Of all the lines in the material, how many include the word "Essen"? Reply with the number alone.

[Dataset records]
----------------
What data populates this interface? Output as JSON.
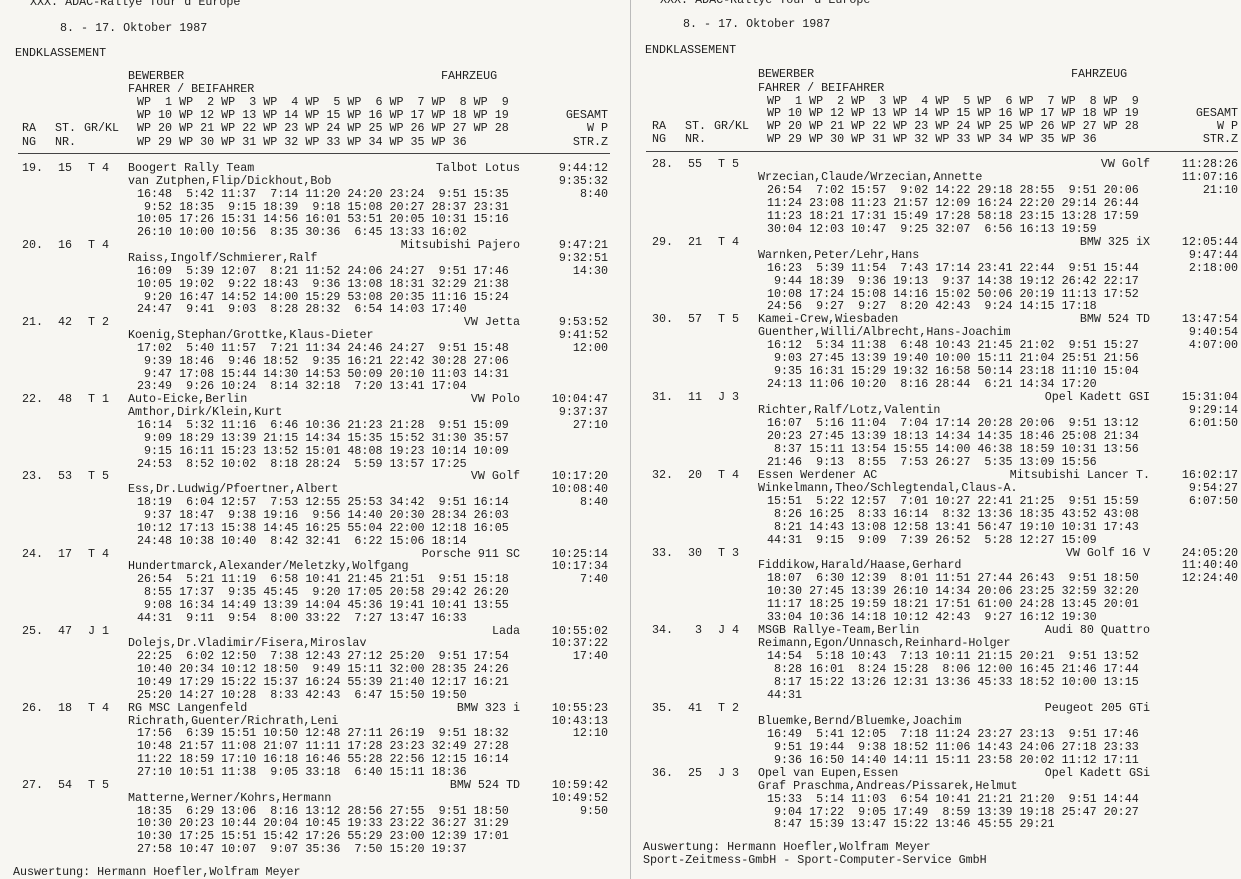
{
  "pages": [
    {
      "header": {
        "title": "XXX. ADAC-Rallye Tour d'Europe",
        "date": "8. - 17. Oktober 1987",
        "section": "ENDKLASSEMENT"
      },
      "columns": {
        "bewerber": "BEWERBER",
        "fahrzeug": "FAHRZEUG",
        "fahrer": "FAHRER / BEIFAHRER",
        "wp": [
          "WP  1 WP  2 WP  3 WP  4 WP  5 WP  6 WP  7 WP  8 WP  9",
          "WP 10 WP 12 WP 13 WP 14 WP 15 WP 16 WP 17 WP 18 WP 19",
          "WP 20 WP 21 WP 22 WP 23 WP 24 WP 25 WP 26 WP 27 WP 28",
          "WP 29 WP 30 WP 31 WP 32 WP 33 WP 34 WP 35 WP 36"
        ],
        "rang": [
          "RA",
          "NG"
        ],
        "st": [
          "ST.",
          "NR."
        ],
        "grkl": "GR/KL",
        "gesamt": [
          "GESAMT",
          "W P",
          "STR.Z"
        ]
      },
      "entries": [
        {
          "rank": "19.",
          "nr": "15",
          "kl": "T 4",
          "bewerber": "Boogert Rally Team",
          "fahrer": "van Zutphen,Flip/Dickhout,Bob",
          "fahrzeug": "Talbot Lotus",
          "gesamt": [
            "9:44:12",
            "9:35:32",
            "8:40"
          ],
          "times": [
            "16:48  5:42 11:37  7:14 11:20 24:20 23:24  9:51 15:35",
            " 9:52 18:35  9:15 18:39  9:18 15:08 20:27 28:37 23:31",
            "10:05 17:26 15:31 14:56 16:01 53:51 20:05 10:31 15:16",
            "26:10 10:00 10:56  8:35 30:36  6:45 13:33 16:02"
          ]
        },
        {
          "rank": "20.",
          "nr": "16",
          "kl": "T 4",
          "fahrer": "Raiss,Ingolf/Schmierer,Ralf",
          "fahrzeug": "Mitsubishi Pajero",
          "gesamt": [
            "9:47:21",
            "9:32:51",
            "14:30"
          ],
          "times": [
            "16:09  5:39 12:07  8:21 11:52 24:06 24:27  9:51 17:46",
            "10:05 19:02  9:22 18:43  9:36 13:08 18:31 32:29 21:38",
            " 9:20 16:47 14:52 14:00 15:29 53:08 20:35 11:16 15:24",
            "24:47  9:41  9:03  8:28 28:32  6:54 14:03 17:40"
          ]
        },
        {
          "rank": "21.",
          "nr": "42",
          "kl": "T 2",
          "fahrer": "Koenig,Stephan/Grottke,Klaus-Dieter",
          "fahrzeug": "VW Jetta",
          "gesamt": [
            "9:53:52",
            "9:41:52",
            "12:00"
          ],
          "times": [
            "17:02  5:40 11:57  7:21 11:34 24:46 24:27  9:51 15:48",
            " 9:39 18:46  9:46 18:52  9:35 16:21 22:42 30:28 27:06",
            " 9:47 17:08 15:44 14:30 14:53 50:09 20:10 11:03 14:31",
            "23:49  9:26 10:24  8:14 32:18  7:20 13:41 17:04"
          ]
        },
        {
          "rank": "22.",
          "nr": "48",
          "kl": "T 1",
          "bewerber": "Auto-Eicke,Berlin",
          "fahrer": "Amthor,Dirk/Klein,Kurt",
          "fahrzeug": "VW Polo",
          "gesamt": [
            "10:04:47",
            "9:37:37",
            "27:10"
          ],
          "times": [
            "16:14  5:32 11:16  6:46 10:36 21:23 21:28  9:51 15:09",
            " 9:09 18:29 13:39 21:15 14:34 15:35 15:52 31:30 35:57",
            " 9:15 16:11 15:23 13:52 15:01 48:08 19:23 10:14 10:09",
            "24:53  8:52 10:02  8:18 28:24  5:59 13:57 17:25"
          ]
        },
        {
          "rank": "23.",
          "nr": "53",
          "kl": "T 5",
          "fahrer": "Ess,Dr.Ludwig/Pfoertner,Albert",
          "fahrzeug": "VW Golf",
          "gesamt": [
            "10:17:20",
            "10:08:40",
            "8:40"
          ],
          "times": [
            "18:19  6:04 12:57  7:53 12:55 25:53 34:42  9:51 16:14",
            " 9:37 18:47  9:38 19:16  9:56 14:40 20:30 28:34 26:03",
            "10:12 17:13 15:38 14:45 16:25 55:04 22:00 12:18 16:05",
            "24:48 10:38 10:40  8:42 32:41  6:22 15:06 18:14"
          ]
        },
        {
          "rank": "24.",
          "nr": "17",
          "kl": "T 4",
          "fahrer": "Hundertmarck,Alexander/Meletzky,Wolfgang",
          "fahrzeug": "Porsche 911 SC",
          "gesamt": [
            "10:25:14",
            "10:17:34",
            "7:40"
          ],
          "times": [
            "26:54  5:21 11:19  6:58 10:41 21:45 21:51  9:51 15:18",
            " 8:55 17:37  9:35 45:45  9:20 17:05 20:58 29:42 26:20",
            " 9:08 16:34 14:49 13:39 14:04 45:36 19:41 10:41 13:55",
            "44:31  9:11  9:54  8:00 33:22  7:27 13:47 16:33"
          ]
        },
        {
          "rank": "25.",
          "nr": "47",
          "kl": "J 1",
          "fahrer": "Dolejs,Dr.Vladimir/Fisera,Miroslav",
          "fahrzeug": "Lada",
          "gesamt": [
            "10:55:02",
            "10:37:22",
            "17:40"
          ],
          "times": [
            "22:25  6:02 12:50  7:38 12:43 27:12 25:20  9:51 17:54",
            "10:40 20:34 10:12 18:50  9:49 15:11 32:00 28:35 24:26",
            "10:49 17:29 15:22 15:37 16:24 55:39 21:40 12:17 16:21",
            "25:20 14:27 10:28  8:33 42:43  6:47 15:50 19:50"
          ]
        },
        {
          "rank": "26.",
          "nr": "18",
          "kl": "T 4",
          "bewerber": "RG MSC Langenfeld",
          "fahrer": "Richrath,Guenter/Richrath,Leni",
          "fahrzeug": "BMW 323 i",
          "gesamt": [
            "10:55:23",
            "10:43:13",
            "12:10"
          ],
          "times": [
            "17:56  6:39 15:51 10:50 12:48 27:11 26:19  9:51 18:32",
            "10:48 21:57 11:08 21:07 11:11 17:28 23:23 32:49 27:28",
            "11:22 18:59 17:10 16:18 16:46 55:28 22:56 12:15 16:14",
            "27:10 10:51 11:38  9:05 33:18  6:40 15:11 18:36"
          ]
        },
        {
          "rank": "27.",
          "nr": "54",
          "kl": "T 5",
          "fahrer": "Matterne,Werner/Kohrs,Hermann",
          "fahrzeug": "BMW 524 TD",
          "gesamt": [
            "10:59:42",
            "10:49:52",
            "9:50"
          ],
          "times": [
            "18:35  6:29 13:06  8:16 13:12 28:56 27:55  9:51 18:50",
            "10:30 20:23 10:44 20:04 10:45 19:33 23:22 36:27 31:29",
            "10:30 17:25 15:51 15:42 17:26 55:29 23:00 12:39 17:01",
            "27:58 10:47 10:07  9:07 35:36  7:50 15:20 19:37"
          ]
        }
      ],
      "footer": [
        "Auswertung: Hermann Hoefler,Wolfram Meyer"
      ]
    },
    {
      "header": {
        "title": "XXX. ADAC-Rallye Tour d'Europe",
        "date": "8. - 17. Oktober 1987",
        "section": "ENDKLASSEMENT"
      },
      "columns": {
        "bewerber": "BEWERBER",
        "fahrzeug": "FAHRZEUG",
        "fahrer": "FAHRER / BEIFAHRER",
        "wp": [
          "WP  1 WP  2 WP  3 WP  4 WP  5 WP  6 WP  7 WP  8 WP  9",
          "WP 10 WP 12 WP 13 WP 14 WP 15 WP 16 WP 17 WP 18 WP 19",
          "WP 20 WP 21 WP 22 WP 23 WP 24 WP 25 WP 26 WP 27 WP 28",
          "WP 29 WP 30 WP 31 WP 32 WP 33 WP 34 WP 35 WP 36"
        ],
        "rang": [
          "RA",
          "NG"
        ],
        "st": [
          "ST.",
          "NR."
        ],
        "grkl": "GR/KL",
        "gesamt": [
          "GESAMT",
          "W P",
          "STR.Z"
        ]
      },
      "entries": [
        {
          "rank": "28.",
          "nr": "55",
          "kl": "T 5",
          "fahrer": "Wrzecian,Claude/Wrzecian,Annette",
          "fahrzeug": "VW Golf",
          "gesamt": [
            "11:28:26",
            "11:07:16",
            "21:10"
          ],
          "times": [
            "26:54  7:02 15:57  9:02 14:22 29:18 28:55  9:51 20:06",
            "11:24 23:08 11:23 21:57 12:09 16:24 22:20 29:14 26:44",
            "11:23 18:21 17:31 15:49 17:28 58:18 23:15 13:28 17:59",
            "30:04 12:03 10:47  9:25 32:07  6:56 16:13 19:59"
          ]
        },
        {
          "rank": "29.",
          "nr": "21",
          "kl": "T 4",
          "fahrer": "Warnken,Peter/Lehr,Hans",
          "fahrzeug": "BMW 325 iX",
          "gesamt": [
            "12:05:44",
            "9:47:44",
            "2:18:00"
          ],
          "times": [
            "16:23  5:39 11:54  7:43 17:14 23:41 22:44  9:51 15:44",
            " 9:44 18:39  9:36 19:13  9:37 14:38 19:12 26:42 22:17",
            "10:08 17:24 15:08 14:16 15:02 50:06 20:19 11:13 17:52",
            "24:56  9:27  9:27  8:20 42:43  9:24 14:15 17:18"
          ]
        },
        {
          "rank": "30.",
          "nr": "57",
          "kl": "T 5",
          "bewerber": "Kamei-Crew,Wiesbaden",
          "fahrer": "Guenther,Willi/Albrecht,Hans-Joachim",
          "fahrzeug": "BMW 524 TD",
          "gesamt": [
            "13:47:54",
            "9:40:54",
            "4:07:00"
          ],
          "times": [
            "16:12  5:34 11:38  6:48 10:43 21:45 21:02  9:51 15:27",
            " 9:03 27:45 13:39 19:40 10:00 15:11 21:04 25:51 21:56",
            " 9:35 16:31 15:29 19:32 16:58 50:14 23:18 11:10 15:04",
            "24:13 11:06 10:20  8:16 28:44  6:21 14:34 17:20"
          ]
        },
        {
          "rank": "31.",
          "nr": "11",
          "kl": "J 3",
          "fahrer": "Richter,Ralf/Lotz,Valentin",
          "fahrzeug": "Opel Kadett GSI",
          "gesamt": [
            "15:31:04",
            "9:29:14",
            "6:01:50"
          ],
          "times": [
            "16:07  5:16 11:04  7:04 17:14 20:28 20:06  9:51 13:12",
            "20:23 27:45 13:39 18:13 14:34 14:35 18:46 25:08 21:34",
            " 8:37 15:11 13:54 15:55 14:00 46:38 18:59 10:31 13:56",
            "21:46  9:13  8:55  7:53 26:27  5:35 13:09 15:56"
          ]
        },
        {
          "rank": "32.",
          "nr": "20",
          "kl": "T 4",
          "bewerber": "Essen Werdener AC",
          "fahrer": "Winkelmann,Theo/Schlegtendal,Claus-A.",
          "fahrzeug": "Mitsubishi Lancer T.",
          "gesamt": [
            "16:02:17",
            "9:54:27",
            "6:07:50"
          ],
          "times": [
            "15:51  5:22 12:57  7:01 10:27 22:41 21:25  9:51 15:59",
            " 8:26 16:25  8:33 16:14  8:32 13:36 18:35 43:52 43:08",
            " 8:21 14:43 13:08 12:58 13:41 56:47 19:10 10:31 17:43",
            "44:31  9:15  9:09  7:39 26:52  5:28 12:27 15:09"
          ]
        },
        {
          "rank": "33.",
          "nr": "30",
          "kl": "T 3",
          "fahrer": "Fiddikow,Harald/Haase,Gerhard",
          "fahrzeug": "VW Golf 16 V",
          "gesamt": [
            "24:05:20",
            "11:40:40",
            "12:24:40"
          ],
          "times": [
            "18:07  6:30 12:39  8:01 11:51 27:44 26:43  9:51 18:50",
            "10:30 27:45 13:39 26:10 14:34 20:06 23:25 32:59 32:20",
            "11:17 18:25 19:59 18:21 17:51 61:00 24:28 13:45 20:01",
            "33:04 10:36 14:18 10:12 42:43  9:27 16:12 19:30"
          ]
        },
        {
          "rank": "34.",
          "nr": "3",
          "kl": "J 4",
          "bewerber": "MSGB Rallye-Team,Berlin",
          "fahrer": "Reimann,Egon/Unnasch,Reinhard-Holger",
          "fahrzeug": "Audi 80 Quattro",
          "times": [
            "14:54  5:18 10:43  7:13 10:11 21:15 20:21  9:51 13:52",
            " 8:28 16:01  8:24 15:28  8:06 12:00 16:45 21:46 17:44",
            " 8:17 15:22 13:26 12:31 13:36 45:33 18:52 10:00 13:15",
            "44:31"
          ]
        },
        {
          "rank": "35.",
          "nr": "41",
          "kl": "T 2",
          "fahrer": "Bluemke,Bernd/Bluemke,Joachim",
          "fahrzeug": "Peugeot 205 GTi",
          "times": [
            "16:49  5:41 12:05  7:18 11:24 23:27 23:13  9:51 17:46",
            " 9:51 19:44  9:38 18:52 11:06 14:43 24:06 27:18 23:33",
            " 9:36 16:50 14:40 14:11 15:11 23:58 20:02 11:12 17:11"
          ]
        },
        {
          "rank": "36.",
          "nr": "25",
          "kl": "J 3",
          "bewerber": "Opel van Eupen,Essen",
          "fahrer": "Graf Praschma,Andreas/Pissarek,Helmut",
          "fahrzeug": "Opel Kadett GSi",
          "times": [
            "15:33  5:14 11:03  6:54 10:41 21:21 21:20  9:51 14:44",
            " 9:04 17:22  9:05 17:49  8:59 13:39 19:18 25:47 20:27",
            " 8:47 15:39 13:47 15:22 13:46 45:55 29:21"
          ]
        }
      ],
      "footer": [
        "Auswertung: Hermann Hoefler,Wolfram Meyer",
        "Sport-Zeitmess-GmbH - Sport-Computer-Service GmbH"
      ]
    }
  ]
}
----------------
▶ [Correct response]: 2